▶ [Requirement] Please restate the following records word for word.

Extracted records:
--- START ---
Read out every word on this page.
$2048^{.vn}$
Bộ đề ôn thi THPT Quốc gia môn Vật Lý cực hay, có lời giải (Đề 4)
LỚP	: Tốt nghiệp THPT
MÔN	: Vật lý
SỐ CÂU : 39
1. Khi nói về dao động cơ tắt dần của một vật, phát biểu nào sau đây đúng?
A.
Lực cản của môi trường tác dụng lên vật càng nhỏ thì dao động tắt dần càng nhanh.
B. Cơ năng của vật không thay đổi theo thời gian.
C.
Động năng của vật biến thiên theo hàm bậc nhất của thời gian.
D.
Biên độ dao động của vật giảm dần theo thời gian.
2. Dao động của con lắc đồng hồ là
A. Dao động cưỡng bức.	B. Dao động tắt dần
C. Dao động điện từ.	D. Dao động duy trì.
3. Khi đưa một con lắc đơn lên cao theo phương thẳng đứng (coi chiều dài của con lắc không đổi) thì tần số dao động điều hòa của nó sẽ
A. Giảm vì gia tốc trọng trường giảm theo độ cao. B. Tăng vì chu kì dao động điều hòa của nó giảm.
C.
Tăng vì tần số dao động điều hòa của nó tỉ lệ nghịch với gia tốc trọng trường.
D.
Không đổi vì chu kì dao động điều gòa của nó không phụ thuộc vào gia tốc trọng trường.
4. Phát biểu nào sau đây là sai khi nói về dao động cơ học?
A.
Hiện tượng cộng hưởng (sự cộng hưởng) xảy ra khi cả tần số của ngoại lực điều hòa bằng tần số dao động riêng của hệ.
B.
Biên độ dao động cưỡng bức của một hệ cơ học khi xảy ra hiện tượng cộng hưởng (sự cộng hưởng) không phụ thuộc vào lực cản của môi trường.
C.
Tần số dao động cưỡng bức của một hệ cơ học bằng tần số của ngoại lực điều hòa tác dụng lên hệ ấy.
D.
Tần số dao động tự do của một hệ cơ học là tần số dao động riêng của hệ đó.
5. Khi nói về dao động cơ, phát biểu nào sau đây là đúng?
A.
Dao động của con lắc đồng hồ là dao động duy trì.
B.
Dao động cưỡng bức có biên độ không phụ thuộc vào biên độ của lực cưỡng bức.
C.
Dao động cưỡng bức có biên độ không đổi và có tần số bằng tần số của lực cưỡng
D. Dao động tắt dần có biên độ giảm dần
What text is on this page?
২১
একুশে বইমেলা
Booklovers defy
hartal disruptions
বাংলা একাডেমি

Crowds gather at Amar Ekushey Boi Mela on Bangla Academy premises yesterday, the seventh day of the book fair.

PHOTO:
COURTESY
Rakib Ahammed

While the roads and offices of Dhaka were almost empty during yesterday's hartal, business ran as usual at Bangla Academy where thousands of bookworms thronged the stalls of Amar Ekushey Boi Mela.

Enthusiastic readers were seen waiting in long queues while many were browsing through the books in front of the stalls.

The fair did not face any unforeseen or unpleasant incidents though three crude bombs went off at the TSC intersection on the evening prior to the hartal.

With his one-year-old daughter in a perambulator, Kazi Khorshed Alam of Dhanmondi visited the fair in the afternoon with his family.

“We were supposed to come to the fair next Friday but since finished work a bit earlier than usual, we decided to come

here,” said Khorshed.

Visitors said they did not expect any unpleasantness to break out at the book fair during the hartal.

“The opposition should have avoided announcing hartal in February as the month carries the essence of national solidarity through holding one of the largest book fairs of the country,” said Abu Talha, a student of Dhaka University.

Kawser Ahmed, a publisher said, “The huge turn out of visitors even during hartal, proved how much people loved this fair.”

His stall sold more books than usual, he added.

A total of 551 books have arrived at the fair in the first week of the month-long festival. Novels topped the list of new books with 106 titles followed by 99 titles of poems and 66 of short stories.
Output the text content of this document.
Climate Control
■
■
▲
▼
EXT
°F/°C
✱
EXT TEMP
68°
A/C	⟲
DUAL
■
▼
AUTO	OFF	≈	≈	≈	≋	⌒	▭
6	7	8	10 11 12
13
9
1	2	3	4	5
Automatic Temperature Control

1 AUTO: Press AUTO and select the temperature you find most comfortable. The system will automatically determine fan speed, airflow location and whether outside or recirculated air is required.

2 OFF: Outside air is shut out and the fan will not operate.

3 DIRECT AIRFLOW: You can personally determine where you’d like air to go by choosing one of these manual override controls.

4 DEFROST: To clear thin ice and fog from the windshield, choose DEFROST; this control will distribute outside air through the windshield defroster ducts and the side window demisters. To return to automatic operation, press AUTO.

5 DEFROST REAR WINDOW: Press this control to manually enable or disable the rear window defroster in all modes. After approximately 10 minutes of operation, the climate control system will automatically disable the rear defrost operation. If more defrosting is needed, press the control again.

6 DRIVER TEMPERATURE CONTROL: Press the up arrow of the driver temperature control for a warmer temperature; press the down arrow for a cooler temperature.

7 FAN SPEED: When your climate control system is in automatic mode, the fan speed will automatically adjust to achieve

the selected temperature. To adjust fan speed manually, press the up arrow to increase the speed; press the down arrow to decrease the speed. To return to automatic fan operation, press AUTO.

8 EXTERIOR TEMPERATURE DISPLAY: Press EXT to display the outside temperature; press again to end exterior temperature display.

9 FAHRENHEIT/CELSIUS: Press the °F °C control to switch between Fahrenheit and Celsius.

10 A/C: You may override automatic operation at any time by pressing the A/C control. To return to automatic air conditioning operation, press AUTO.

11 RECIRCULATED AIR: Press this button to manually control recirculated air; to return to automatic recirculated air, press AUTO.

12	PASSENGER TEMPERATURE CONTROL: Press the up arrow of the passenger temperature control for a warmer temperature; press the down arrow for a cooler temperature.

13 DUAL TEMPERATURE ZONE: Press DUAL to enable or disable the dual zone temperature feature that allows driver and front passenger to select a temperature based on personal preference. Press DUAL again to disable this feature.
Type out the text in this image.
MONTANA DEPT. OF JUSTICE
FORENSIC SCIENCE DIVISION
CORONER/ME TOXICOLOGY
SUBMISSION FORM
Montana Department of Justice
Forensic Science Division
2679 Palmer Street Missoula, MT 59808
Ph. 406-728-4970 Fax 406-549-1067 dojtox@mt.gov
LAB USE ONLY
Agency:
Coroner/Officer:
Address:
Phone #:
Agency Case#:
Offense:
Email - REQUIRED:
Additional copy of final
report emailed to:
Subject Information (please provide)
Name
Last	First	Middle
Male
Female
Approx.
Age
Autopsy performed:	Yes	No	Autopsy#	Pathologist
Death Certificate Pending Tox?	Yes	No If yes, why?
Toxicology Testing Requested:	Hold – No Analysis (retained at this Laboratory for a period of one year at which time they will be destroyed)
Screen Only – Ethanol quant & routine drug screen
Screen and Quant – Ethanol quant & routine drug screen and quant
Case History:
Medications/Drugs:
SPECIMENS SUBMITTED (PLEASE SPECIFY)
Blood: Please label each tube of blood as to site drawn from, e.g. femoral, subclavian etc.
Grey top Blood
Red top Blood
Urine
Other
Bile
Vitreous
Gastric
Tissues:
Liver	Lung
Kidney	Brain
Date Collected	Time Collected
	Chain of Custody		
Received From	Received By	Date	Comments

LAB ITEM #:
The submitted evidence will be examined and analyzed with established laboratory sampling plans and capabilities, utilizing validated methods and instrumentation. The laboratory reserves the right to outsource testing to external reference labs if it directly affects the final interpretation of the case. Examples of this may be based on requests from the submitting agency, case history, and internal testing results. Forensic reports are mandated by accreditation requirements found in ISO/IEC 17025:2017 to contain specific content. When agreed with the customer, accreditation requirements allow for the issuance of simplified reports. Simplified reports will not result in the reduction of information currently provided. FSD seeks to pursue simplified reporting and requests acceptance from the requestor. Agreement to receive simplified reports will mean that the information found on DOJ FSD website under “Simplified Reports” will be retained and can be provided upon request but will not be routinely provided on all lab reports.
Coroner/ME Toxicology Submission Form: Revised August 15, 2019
--- END ---
▶ [Answer to this problem]
Read out every word on this page.
$2048^{.vn}$
Bộ đề ôn thi THPT Quốc gia môn Vật Lý cực hay, có lời giải (Đề 4)
LỚP	: Tốt nghiệp THPT
MÔN	: Vật lý
SỐ CÂU : 39
1. Khi nói về dao động cơ tắt dần của một vật, phát biểu nào sau đây đúng?
A.
Lực cản của môi trường tác dụng lên vật càng nhỏ thì dao động tắt dần càng nhanh.
B. Cơ năng của vật không thay đổi theo thời gian.
C.
Động năng của vật biến thiên theo hàm bậc nhất của thời gian.
D.
Biên độ dao động của vật giảm dần theo thời gian.
2. Dao động của con lắc đồng hồ là
A. Dao động cưỡng bức.	B. Dao động tắt dần
C. Dao động điện từ.	D. Dao động duy trì.
3. Khi đưa một con lắc đơn lên cao theo phương thẳng đứng (coi chiều dài của con lắc không đổi) thì tần số dao động điều hòa của nó sẽ
A. Giảm vì gia tốc trọng trường giảm theo độ cao. B. Tăng vì chu kì dao động điều hòa của nó giảm.
C.
Tăng vì tần số dao động điều hòa của nó tỉ lệ nghịch với gia tốc trọng trường.
D.
Không đổi vì chu kì dao động điều gòa của nó không phụ thuộc vào gia tốc trọng trường.
4. Phát biểu nào sau đây là sai khi nói về dao động cơ học?
A.
Hiện tượng cộng hưởng (sự cộng hưởng) xảy ra khi cả tần số của ngoại lực điều hòa bằng tần số dao động riêng của hệ.
B.
Biên độ dao động cưỡng bức của một hệ cơ học khi xảy ra hiện tượng cộng hưởng (sự cộng hưởng) không phụ thuộc vào lực cản của môi trường.
C.
Tần số dao động cưỡng bức của một hệ cơ học bằng tần số của ngoại lực điều hòa tác dụng lên hệ ấy.
D.
Tần số dao động tự do của một hệ cơ học là tần số dao động riêng của hệ đó.
5. Khi nói về dao động cơ, phát biểu nào sau đây là đúng?
A.
Dao động của con lắc đồng hồ là dao động duy trì.
B.
Dao động cưỡng bức có biên độ không phụ thuộc vào biên độ của lực cưỡng bức.
C.
Dao động cưỡng bức có biên độ không đổi và có tần số bằng tần số của lực cưỡng
D. Dao động tắt dần có biên độ giảm dần
What text is on this page?
২১
একুশে বইমেলা
Booklovers defy
hartal disruptions
বাংলা একাডেমি

Crowds gather at Amar Ekushey Boi Mela on Bangla Academy premises yesterday, the seventh day of the book fair.

PHOTO:
COURTESY
Rakib Ahammed

While the roads and offices of Dhaka were almost empty during yesterday's hartal, business ran as usual at Bangla Academy where thousands of bookworms thronged the stalls of Amar Ekushey Boi Mela.

Enthusiastic readers were seen waiting in long queues while many were browsing through the books in front of the stalls.

The fair did not face any unforeseen or unpleasant incidents though three crude bombs went off at the TSC intersection on the evening prior to the hartal.

With his one-year-old daughter in a perambulator, Kazi Khorshed Alam of Dhanmondi visited the fair in the afternoon with his family.

“We were supposed to come to the fair next Friday but since finished work a bit earlier than usual, we decided to come

here,” said Khorshed.

Visitors said they did not expect any unpleasantness to break out at the book fair during the hartal.

“The opposition should have avoided announcing hartal in February as the month carries the essence of national solidarity through holding one of the largest book fairs of the country,” said Abu Talha, a student of Dhaka University.

Kawser Ahmed, a publisher said, “The huge turn out of visitors even during hartal, proved how much people loved this fair.”

His stall sold more books than usual, he added.

A total of 551 books have arrived at the fair in the first week of the month-long festival. Novels topped the list of new books with 106 titles followed by 99 titles of poems and 66 of short stories.
Output the text content of this document.
Climate Control
■
■
▲
▼
EXT
°F/°C
✱
EXT TEMP
68°
A/C	⟲
DUAL
■
▼
AUTO	OFF	≈	≈	≈	≋	⌒	▭
6	7	8	10 11 12
13
9
1	2	3	4	5
Automatic Temperature Control

1 AUTO: Press AUTO and select the temperature you find most comfortable. The system will automatically determine fan speed, airflow location and whether outside or recirculated air is required.

2 OFF: Outside air is shut out and the fan will not operate.

3 DIRECT AIRFLOW: You can personally determine where you’d like air to go by choosing one of these manual override controls.

4 DEFROST: To clear thin ice and fog from the windshield, choose DEFROST; this control will distribute outside air through the windshield defroster ducts and the side window demisters. To return to automatic operation, press AUTO.

5 DEFROST REAR WINDOW: Press this control to manually enable or disable the rear window defroster in all modes. After approximately 10 minutes of operation, the climate control system will automatically disable the rear defrost operation. If more defrosting is needed, press the control again.

6 DRIVER TEMPERATURE CONTROL: Press the up arrow of the driver temperature control for a warmer temperature; press the down arrow for a cooler temperature.

7 FAN SPEED: When your climate control system is in automatic mode, the fan speed will automatically adjust to achieve

the selected temperature. To adjust fan speed manually, press the up arrow to increase the speed; press the down arrow to decrease the speed. To return to automatic fan operation, press AUTO.

8 EXTERIOR TEMPERATURE DISPLAY: Press EXT to display the outside temperature; press again to end exterior temperature display.

9 FAHRENHEIT/CELSIUS: Press the °F °C control to switch between Fahrenheit and Celsius.

10 A/C: You may override automatic operation at any time by pressing the A/C control. To return to automatic air conditioning operation, press AUTO.

11 RECIRCULATED AIR: Press this button to manually control recirculated air; to return to automatic recirculated air, press AUTO.

12	PASSENGER TEMPERATURE CONTROL: Press the up arrow of the passenger temperature control for a warmer temperature; press the down arrow for a cooler temperature.

13 DUAL TEMPERATURE ZONE: Press DUAL to enable or disable the dual zone temperature feature that allows driver and front passenger to select a temperature based on personal preference. Press DUAL again to disable this feature.
Type out the text in this image.
MONTANA DEPT. OF JUSTICE
FORENSIC SCIENCE DIVISION
CORONER/ME TOXICOLOGY
SUBMISSION FORM
Montana Department of Justice
Forensic Science Division
2679 Palmer Street Missoula, MT 59808
Ph. 406-728-4970 Fax 406-549-1067 dojtox@mt.gov
LAB USE ONLY
Agency:
Coroner/Officer:
Address:
Phone #:
Agency Case#:
Offense:
Email - REQUIRED:
Additional copy of final
report emailed to:
Subject Information (please provide)
Name
Last	First	Middle
Male
Female
Approx.
Age
Autopsy performed:	Yes	No	Autopsy#	Pathologist
Death Certificate Pending Tox?	Yes	No If yes, why?
Toxicology Testing Requested:	Hold – No Analysis (retained at this Laboratory for a period of one year at which time they will be destroyed)
Screen Only – Ethanol quant & routine drug screen
Screen and Quant – Ethanol quant & routine drug screen and quant
Case History:
Medications/Drugs:
SPECIMENS SUBMITTED (PLEASE SPECIFY)
Blood: Please label each tube of blood as to site drawn from, e.g. femoral, subclavian etc.
Grey top Blood
Red top Blood
Urine
Other
Bile
Vitreous
Gastric
Tissues:
Liver	Lung
Kidney	Brain
Date Collected	Time Collected
	Chain of Custody		
Received From	Received By	Date	Comments

LAB ITEM #:
The submitted evidence will be examined and analyzed with established laboratory sampling plans and capabilities, utilizing validated methods and instrumentation. The laboratory reserves the right to outsource testing to external reference labs if it directly affects the final interpretation of the case. Examples of this may be based on requests from the submitting agency, case history, and internal testing results. Forensic reports are mandated by accreditation requirements found in ISO/IEC 17025:2017 to contain specific content. When agreed with the customer, accreditation requirements allow for the issuance of simplified reports. Simplified reports will not result in the reduction of information currently provided. FSD seeks to pursue simplified reporting and requests acceptance from the requestor. Agreement to receive simplified reports will mean that the information found on DOJ FSD website under “Simplified Reports” will be retained and can be provided upon request but will not be routinely provided on all lab reports.
Coroner/ME Toxicology Submission Form: Revised August 15, 2019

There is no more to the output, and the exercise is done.